─── DATASET RECORDS ───

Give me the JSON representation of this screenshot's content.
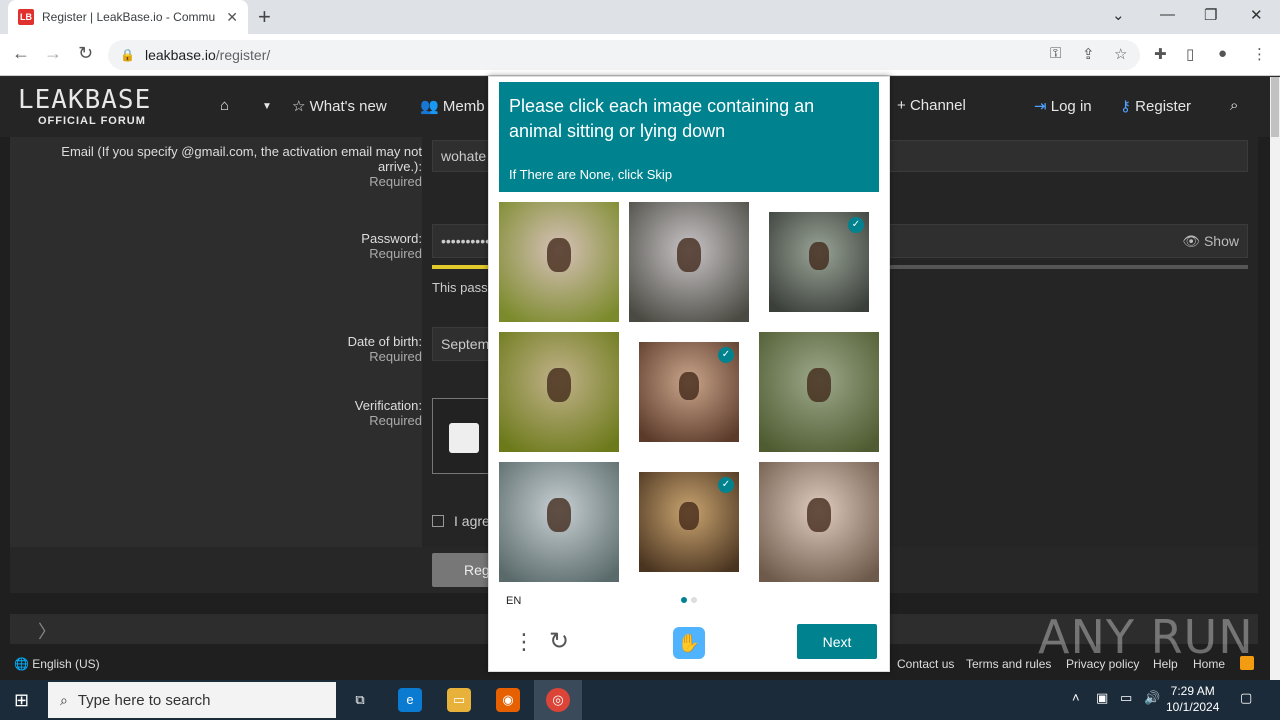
{
  "browser": {
    "tab_title": "Register | LeakBase.io - Commu",
    "tab_favicon": "LB",
    "url_host": "leakbase.io",
    "url_path": "/register/"
  },
  "site": {
    "logo_main": "LEAKBASE",
    "logo_sub": "OFFICIAL FORUM",
    "nav": {
      "whats_new": "What's new",
      "members": "Memb",
      "channel": "Channel",
      "login": "Log in",
      "register": "Register"
    }
  },
  "form": {
    "email_label": "Email (If you specify @gmail.com, the activation email may not arrive.):",
    "email_required": "Required",
    "email_value": "wohate",
    "password_label": "Password:",
    "password_required": "Required",
    "password_value": "••••••••••",
    "show_label": "Show",
    "password_note": "This pass",
    "dob_label": "Date of birth:",
    "dob_required": "Required",
    "dob_value": "Septem",
    "verification_label": "Verification:",
    "verification_required": "Required",
    "agree_text": "I agre",
    "register_button": "Reg"
  },
  "footer": {
    "language": "English (US)",
    "links": [
      "Contact us",
      "Terms and rules",
      "Privacy policy",
      "Help",
      "Home"
    ]
  },
  "captcha": {
    "title": "Please click each image containing an animal sitting or lying down",
    "subtitle": "If There are None, click Skip",
    "language": "EN",
    "next_label": "Next",
    "tiles": [
      {
        "selected": false,
        "colors": [
          "#d6c1b8",
          "#7b8a2a"
        ]
      },
      {
        "selected": false,
        "colors": [
          "#c9c4c7",
          "#4a4a42"
        ]
      },
      {
        "selected": true,
        "colors": [
          "#9aa497",
          "#3a3f3a"
        ]
      },
      {
        "selected": false,
        "colors": [
          "#c1b28a",
          "#6c7a1a"
        ]
      },
      {
        "selected": true,
        "colors": [
          "#caa58b",
          "#5b3a2a"
        ]
      },
      {
        "selected": false,
        "colors": [
          "#9ca88a",
          "#4f5b30"
        ]
      },
      {
        "selected": false,
        "colors": [
          "#c8d0d4",
          "#5a6a6a"
        ]
      },
      {
        "selected": true,
        "colors": [
          "#c9a470",
          "#4a3420"
        ]
      },
      {
        "selected": false,
        "colors": [
          "#e0ccc0",
          "#6e5a4a"
        ]
      }
    ]
  },
  "watermark": "ANY RUN",
  "taskbar": {
    "search_placeholder": "Type here to search",
    "time": "7:29 AM",
    "date": "10/1/2024"
  }
}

───

AIM
Retype the listing exactly. Pictures do not belong in the copy.

ANSWER TO THE PROBLEM
Give me the JSON representation of this screenshot's content.
{
  "browser": {
    "tab_title": "Register | LeakBase.io - Commu",
    "tab_favicon": "LB",
    "url_host": "leakbase.io",
    "url_path": "/register/"
  },
  "site": {
    "logo_main": "LEAKBASE",
    "logo_sub": "OFFICIAL FORUM",
    "nav": {
      "whats_new": "What's new",
      "members": "Memb",
      "channel": "Channel",
      "login": "Log in",
      "register": "Register"
    }
  },
  "form": {
    "email_label": "Email (If you specify @gmail.com, the activation email may not arrive.):",
    "email_required": "Required",
    "email_value": "wohate",
    "password_label": "Password:",
    "password_required": "Required",
    "password_value": "••••••••••",
    "show_label": "Show",
    "password_note": "This pass",
    "dob_label": "Date of birth:",
    "dob_required": "Required",
    "dob_value": "Septem",
    "verification_label": "Verification:",
    "verification_required": "Required",
    "agree_text": "I agre",
    "register_button": "Reg"
  },
  "footer": {
    "language": "English (US)",
    "links": [
      "Contact us",
      "Terms and rules",
      "Privacy policy",
      "Help",
      "Home"
    ]
  },
  "captcha": {
    "title": "Please click each image containing an animal sitting or lying down",
    "subtitle": "If There are None, click Skip",
    "language": "EN",
    "next_label": "Next",
    "tiles": [
      {
        "selected": false,
        "colors": [
          "#d6c1b8",
          "#7b8a2a"
        ]
      },
      {
        "selected": false,
        "colors": [
          "#c9c4c7",
          "#4a4a42"
        ]
      },
      {
        "selected": true,
        "colors": [
          "#9aa497",
          "#3a3f3a"
        ]
      },
      {
        "selected": false,
        "colors": [
          "#c1b28a",
          "#6c7a1a"
        ]
      },
      {
        "selected": true,
        "colors": [
          "#caa58b",
          "#5b3a2a"
        ]
      },
      {
        "selected": false,
        "colors": [
          "#9ca88a",
          "#4f5b30"
        ]
      },
      {
        "selected": false,
        "colors": [
          "#c8d0d4",
          "#5a6a6a"
        ]
      },
      {
        "selected": true,
        "colors": [
          "#c9a470",
          "#4a3420"
        ]
      },
      {
        "selected": false,
        "colors": [
          "#e0ccc0",
          "#6e5a4a"
        ]
      }
    ]
  },
  "watermark": "ANY RUN",
  "taskbar": {
    "search_placeholder": "Type here to search",
    "time": "7:29 AM",
    "date": "10/1/2024"
  }
}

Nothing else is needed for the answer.